CONSIGNE. Prolongez le texte sur les détracteurs du « système » devenus députés, en reprenant juste après sa dernière phrase.

BLOC DE TEXTE.
----------

Que n’a-t-on d’ailleurs entendu des candidats dénoncer l’extrême concentration des pouvoirs entre les mains du président de la République, fustiger le fait qu’il y ait confusion entre le parti et l’Etat ! Bien que la nomenclature des dénonciations des errements du système soit récurrente, paradoxalement, aucune amélioration ne s’en est suivie. Les mêmes travers perdurent en dépit des changements survenus à la tête de l’Etat. Toujours les mêmes pouvoirs excessifs, les mêmes nominations clientélistes, les mêmes rapports des organes de contrôle mis sous le coude, les mêmes tentatives de musellement de l’opposition, ou de restriction des libertés gagnées après d’âpres batailles.
Si l’on était donc en droit de s’attendre à ce que les plus virulents des critiques du système s’appliquent leurs propres préconisations, il faudrait plutôt déchanter car nombre d’entre eux adoubent plutôt ce qu’ils critiquaient naguère.
Mieux, devenus députés de l’Assemblée nationale, ces « antisystème » notoires ne rechignent pas à convoquer le « système » pour exiger le respect de leur immunité parlementaire. Ne s’arrêtant pas en si bon chemin, voilà que, tout en refusant de répondre aux convocations de la justice, exprimant leur défiance virulente en direction d’une institution judiciaire qui serait aux ordres, ils font tout de même appel au verdict de leur procès, se pourvoient en cassation, s’engouffrant ainsi dans des voies de recours. Au-delà de cette incohérence manifeste, c’est plutôt la mise en branle d’un procédé machiavélique qui ne s’embarrasse nullement d’instrumentaliser le système, en exploitant toutes ses failles. En un mot, ils s’en servent lorsqu’il sert leur cause et s’en démarquent, le cas contraire.

----------

(Enregistrements issus d'une source de données)
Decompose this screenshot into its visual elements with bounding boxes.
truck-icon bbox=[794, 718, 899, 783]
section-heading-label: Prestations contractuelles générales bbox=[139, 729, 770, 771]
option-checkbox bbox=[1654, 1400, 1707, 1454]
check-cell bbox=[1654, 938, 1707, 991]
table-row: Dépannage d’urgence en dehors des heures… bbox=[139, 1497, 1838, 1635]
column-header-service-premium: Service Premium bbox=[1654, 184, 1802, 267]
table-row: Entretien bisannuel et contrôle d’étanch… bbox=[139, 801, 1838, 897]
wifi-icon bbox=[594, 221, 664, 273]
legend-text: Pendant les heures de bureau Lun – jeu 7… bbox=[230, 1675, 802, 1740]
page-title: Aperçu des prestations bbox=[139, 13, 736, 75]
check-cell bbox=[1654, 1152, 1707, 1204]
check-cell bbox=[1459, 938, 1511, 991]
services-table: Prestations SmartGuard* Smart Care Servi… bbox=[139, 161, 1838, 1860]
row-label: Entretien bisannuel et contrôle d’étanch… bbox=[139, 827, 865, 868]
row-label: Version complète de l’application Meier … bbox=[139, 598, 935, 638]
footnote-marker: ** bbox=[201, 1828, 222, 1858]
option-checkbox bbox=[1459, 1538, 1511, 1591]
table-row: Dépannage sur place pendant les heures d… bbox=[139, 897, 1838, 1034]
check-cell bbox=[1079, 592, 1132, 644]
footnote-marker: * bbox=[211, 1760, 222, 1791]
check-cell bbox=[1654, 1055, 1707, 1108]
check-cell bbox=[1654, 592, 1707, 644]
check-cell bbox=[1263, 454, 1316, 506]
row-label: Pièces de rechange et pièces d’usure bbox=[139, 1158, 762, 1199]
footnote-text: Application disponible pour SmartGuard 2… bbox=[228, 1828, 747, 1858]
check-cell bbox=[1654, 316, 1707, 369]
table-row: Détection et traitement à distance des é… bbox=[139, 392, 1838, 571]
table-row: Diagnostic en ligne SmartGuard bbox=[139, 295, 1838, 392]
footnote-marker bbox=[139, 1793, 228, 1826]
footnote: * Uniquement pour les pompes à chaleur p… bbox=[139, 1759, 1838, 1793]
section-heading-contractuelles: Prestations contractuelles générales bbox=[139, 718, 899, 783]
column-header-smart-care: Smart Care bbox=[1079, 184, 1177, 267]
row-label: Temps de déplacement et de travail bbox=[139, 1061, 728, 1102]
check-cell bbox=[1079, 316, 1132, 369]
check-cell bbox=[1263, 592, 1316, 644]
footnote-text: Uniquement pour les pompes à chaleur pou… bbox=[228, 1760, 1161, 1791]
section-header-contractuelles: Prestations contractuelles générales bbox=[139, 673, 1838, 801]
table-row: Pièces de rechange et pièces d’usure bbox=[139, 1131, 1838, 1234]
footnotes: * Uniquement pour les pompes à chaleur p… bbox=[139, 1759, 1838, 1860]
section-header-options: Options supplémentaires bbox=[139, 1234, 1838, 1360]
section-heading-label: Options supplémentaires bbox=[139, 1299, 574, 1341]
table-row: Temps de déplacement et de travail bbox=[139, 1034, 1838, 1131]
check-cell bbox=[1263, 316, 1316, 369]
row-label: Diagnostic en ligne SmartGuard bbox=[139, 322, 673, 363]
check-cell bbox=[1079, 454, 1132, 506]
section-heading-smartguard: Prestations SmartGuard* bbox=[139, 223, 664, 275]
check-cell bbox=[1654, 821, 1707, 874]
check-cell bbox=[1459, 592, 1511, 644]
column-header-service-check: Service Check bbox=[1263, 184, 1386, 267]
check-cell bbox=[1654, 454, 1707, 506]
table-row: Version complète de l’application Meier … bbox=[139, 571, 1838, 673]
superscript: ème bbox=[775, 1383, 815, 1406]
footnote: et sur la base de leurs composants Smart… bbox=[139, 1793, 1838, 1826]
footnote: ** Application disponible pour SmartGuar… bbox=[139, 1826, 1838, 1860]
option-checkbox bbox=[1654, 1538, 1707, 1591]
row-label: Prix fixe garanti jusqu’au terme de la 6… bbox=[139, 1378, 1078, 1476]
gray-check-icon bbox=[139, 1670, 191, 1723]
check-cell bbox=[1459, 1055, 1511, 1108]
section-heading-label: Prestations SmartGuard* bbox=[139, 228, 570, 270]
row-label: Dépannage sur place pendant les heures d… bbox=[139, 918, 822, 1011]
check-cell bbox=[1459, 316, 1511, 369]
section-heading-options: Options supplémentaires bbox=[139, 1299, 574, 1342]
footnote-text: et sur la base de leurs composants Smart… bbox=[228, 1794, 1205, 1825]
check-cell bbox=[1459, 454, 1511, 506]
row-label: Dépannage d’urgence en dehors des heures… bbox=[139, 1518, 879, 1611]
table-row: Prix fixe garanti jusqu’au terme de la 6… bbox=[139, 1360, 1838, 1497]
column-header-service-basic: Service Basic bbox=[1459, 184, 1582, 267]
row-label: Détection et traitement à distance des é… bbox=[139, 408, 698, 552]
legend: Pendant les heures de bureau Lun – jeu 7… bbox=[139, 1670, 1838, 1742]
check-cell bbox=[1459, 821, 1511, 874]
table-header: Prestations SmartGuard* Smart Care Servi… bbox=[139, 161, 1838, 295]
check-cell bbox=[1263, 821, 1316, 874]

----------

PRODUCTION ATTENDUE.
Dans un tel contexte, on appréhende mieux les raisons pour lesquelles, en dépit de sa toxicité, l’hyper présidentialisme sénégalais continue de vivre sa belle vie, malgré les virulentes critiques des prétendants à la magistrature suprême. Comment d’ailleurs s’en étonner, au regard de la potentielle ivresse que cela pourrait leur procurer. Sauf que dans les démocraties dignes de ce nom, on s’échine pourtant à mettre en place des contre-pouvoirs, à faire en sorte que le président de la République puisse être ramené à l’ordre lorsqu’il est tenté d’outrepasser les pouvoirs que lui confère la constitution.
Or donc, l’antisystème, c’est se situer en marge du système, avec l’objectif de le détruire comme s’il était possible de s’en démarquer. Ce qui serait une vue de l’esprit que de vouloir penser une humanité possible en dehors d’un système, du fait notamment qu’ « il y a », en l’occurrence un territoire, une famille, une langue commune, des règles sociales, et que « j’y suis ». Tout ceci pour souligner que si l’on peut certes faire évoluer le système, on ne peut pour autant vivre en dehors.
C’est dire que l’on fait face en ce moment à un déroutante et inquiétante séquence de notre histoire politique. Tout est abrasif, prêt à s’embraser à la moindre étincelle. Comment comprendre en effet que par le refus de déférer au tribunal, on se retrouve avec un pays tenu en otage, des écoles, banques et autres commerces fermés ; des magasins saccagés et délestés de leurs produits, à l’image des émeutes de la faim, faisant ainsi éclater au grand jour les fragilités d’une partie de la population qui est au bord de la trappe à pauvreté. Le coût à payer est assurément énorme. Avec son cortège de morts et de blessés, de biens détruits, son énorme dispositif policier qui coûte cher aux contribuables. Aussi la décence devrait-elle inciter à s’interdire tout mouvement de liesse ressemblant à une danse du scalp. Ne serait-ce que parce qu’il faut, en tout circonstance, savoir se tenir.